Exercise data:
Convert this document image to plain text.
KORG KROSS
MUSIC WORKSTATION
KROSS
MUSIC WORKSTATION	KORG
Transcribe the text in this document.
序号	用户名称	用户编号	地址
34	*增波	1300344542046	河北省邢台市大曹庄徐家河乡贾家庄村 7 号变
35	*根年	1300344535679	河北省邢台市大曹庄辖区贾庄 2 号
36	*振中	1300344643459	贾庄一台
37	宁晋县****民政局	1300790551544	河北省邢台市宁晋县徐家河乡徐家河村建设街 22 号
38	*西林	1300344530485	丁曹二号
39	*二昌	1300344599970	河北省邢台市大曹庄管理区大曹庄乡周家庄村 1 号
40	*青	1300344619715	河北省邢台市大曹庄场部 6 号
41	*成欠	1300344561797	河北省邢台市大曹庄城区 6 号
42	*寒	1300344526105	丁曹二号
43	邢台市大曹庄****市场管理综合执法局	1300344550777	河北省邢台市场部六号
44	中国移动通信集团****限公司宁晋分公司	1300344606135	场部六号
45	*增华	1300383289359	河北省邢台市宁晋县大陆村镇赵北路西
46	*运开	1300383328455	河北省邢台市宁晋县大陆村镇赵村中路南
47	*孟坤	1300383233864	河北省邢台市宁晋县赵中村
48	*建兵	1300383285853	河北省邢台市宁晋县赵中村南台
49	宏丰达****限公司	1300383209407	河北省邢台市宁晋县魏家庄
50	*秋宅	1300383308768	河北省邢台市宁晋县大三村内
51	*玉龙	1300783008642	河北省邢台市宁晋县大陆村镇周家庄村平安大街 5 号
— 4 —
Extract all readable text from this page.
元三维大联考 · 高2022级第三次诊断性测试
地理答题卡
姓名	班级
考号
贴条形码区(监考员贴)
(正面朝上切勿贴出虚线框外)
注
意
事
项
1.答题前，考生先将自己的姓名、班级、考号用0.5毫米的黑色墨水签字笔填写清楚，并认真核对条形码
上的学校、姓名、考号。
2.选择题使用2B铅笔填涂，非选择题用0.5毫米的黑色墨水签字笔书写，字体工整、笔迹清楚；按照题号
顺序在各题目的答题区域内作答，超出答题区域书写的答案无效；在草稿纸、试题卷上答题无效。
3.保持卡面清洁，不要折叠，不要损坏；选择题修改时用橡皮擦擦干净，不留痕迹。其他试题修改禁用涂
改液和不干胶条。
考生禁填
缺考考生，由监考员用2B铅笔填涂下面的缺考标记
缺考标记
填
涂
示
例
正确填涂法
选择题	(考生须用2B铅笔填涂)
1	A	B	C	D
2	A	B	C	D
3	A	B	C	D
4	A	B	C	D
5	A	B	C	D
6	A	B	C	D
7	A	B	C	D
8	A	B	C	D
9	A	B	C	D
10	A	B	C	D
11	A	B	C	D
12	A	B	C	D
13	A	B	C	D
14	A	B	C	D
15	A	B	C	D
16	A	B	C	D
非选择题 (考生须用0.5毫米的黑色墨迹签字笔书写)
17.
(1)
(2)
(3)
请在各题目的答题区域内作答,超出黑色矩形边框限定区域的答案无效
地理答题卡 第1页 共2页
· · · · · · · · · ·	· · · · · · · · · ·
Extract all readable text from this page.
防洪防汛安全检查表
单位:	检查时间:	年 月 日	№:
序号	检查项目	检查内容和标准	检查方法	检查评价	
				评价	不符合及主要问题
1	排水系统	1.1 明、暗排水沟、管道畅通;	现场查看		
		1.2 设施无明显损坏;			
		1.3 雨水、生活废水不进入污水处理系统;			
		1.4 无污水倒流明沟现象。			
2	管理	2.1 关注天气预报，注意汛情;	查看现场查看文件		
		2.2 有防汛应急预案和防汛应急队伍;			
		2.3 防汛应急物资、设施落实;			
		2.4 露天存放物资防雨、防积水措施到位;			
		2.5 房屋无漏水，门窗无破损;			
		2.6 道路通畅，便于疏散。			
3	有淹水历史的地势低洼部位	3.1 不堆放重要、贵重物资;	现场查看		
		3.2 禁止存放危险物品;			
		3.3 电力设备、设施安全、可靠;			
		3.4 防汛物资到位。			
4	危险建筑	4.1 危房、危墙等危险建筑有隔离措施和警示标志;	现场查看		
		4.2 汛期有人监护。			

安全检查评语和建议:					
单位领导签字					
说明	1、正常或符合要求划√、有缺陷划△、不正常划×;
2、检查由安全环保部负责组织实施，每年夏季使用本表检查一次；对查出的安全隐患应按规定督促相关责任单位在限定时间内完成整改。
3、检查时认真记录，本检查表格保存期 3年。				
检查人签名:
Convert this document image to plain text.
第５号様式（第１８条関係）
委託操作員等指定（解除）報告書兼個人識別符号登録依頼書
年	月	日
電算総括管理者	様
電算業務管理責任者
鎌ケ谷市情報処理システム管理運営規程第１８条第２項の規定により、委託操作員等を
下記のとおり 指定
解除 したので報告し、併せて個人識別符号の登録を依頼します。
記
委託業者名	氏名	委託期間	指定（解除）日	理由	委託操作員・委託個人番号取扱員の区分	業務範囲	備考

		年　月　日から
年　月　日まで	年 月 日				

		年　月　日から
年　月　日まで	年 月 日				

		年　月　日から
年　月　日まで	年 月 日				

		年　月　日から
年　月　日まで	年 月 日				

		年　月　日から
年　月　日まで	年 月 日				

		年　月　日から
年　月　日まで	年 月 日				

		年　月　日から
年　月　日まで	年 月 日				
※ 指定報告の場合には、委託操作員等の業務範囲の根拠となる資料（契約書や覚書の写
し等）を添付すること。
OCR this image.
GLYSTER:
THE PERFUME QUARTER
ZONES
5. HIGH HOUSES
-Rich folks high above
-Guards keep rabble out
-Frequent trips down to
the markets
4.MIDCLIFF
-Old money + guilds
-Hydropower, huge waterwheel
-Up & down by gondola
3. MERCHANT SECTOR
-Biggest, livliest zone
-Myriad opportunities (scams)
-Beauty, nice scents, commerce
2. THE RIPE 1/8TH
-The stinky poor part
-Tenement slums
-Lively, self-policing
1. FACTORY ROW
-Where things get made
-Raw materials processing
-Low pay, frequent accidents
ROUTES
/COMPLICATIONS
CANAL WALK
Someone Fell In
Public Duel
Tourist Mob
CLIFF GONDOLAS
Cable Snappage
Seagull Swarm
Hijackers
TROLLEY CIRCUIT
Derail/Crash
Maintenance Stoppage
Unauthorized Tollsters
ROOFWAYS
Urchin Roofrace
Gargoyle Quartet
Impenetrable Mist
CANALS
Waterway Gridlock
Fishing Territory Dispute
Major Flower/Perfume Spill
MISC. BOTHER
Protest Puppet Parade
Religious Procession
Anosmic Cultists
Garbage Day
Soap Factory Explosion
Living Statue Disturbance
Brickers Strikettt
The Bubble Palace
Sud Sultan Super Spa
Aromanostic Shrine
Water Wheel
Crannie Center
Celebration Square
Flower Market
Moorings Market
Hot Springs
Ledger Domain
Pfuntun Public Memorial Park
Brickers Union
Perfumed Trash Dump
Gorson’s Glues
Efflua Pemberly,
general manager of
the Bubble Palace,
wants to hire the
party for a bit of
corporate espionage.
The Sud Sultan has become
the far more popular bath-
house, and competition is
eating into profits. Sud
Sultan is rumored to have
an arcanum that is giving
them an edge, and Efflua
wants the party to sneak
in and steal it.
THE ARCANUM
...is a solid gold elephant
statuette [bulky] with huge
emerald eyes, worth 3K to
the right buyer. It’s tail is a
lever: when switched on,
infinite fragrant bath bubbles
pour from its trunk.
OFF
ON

Required work:
Locate all lines holding the word "Brickers", then copy them out.

The result:
Brickers Strikettt
Brickers Union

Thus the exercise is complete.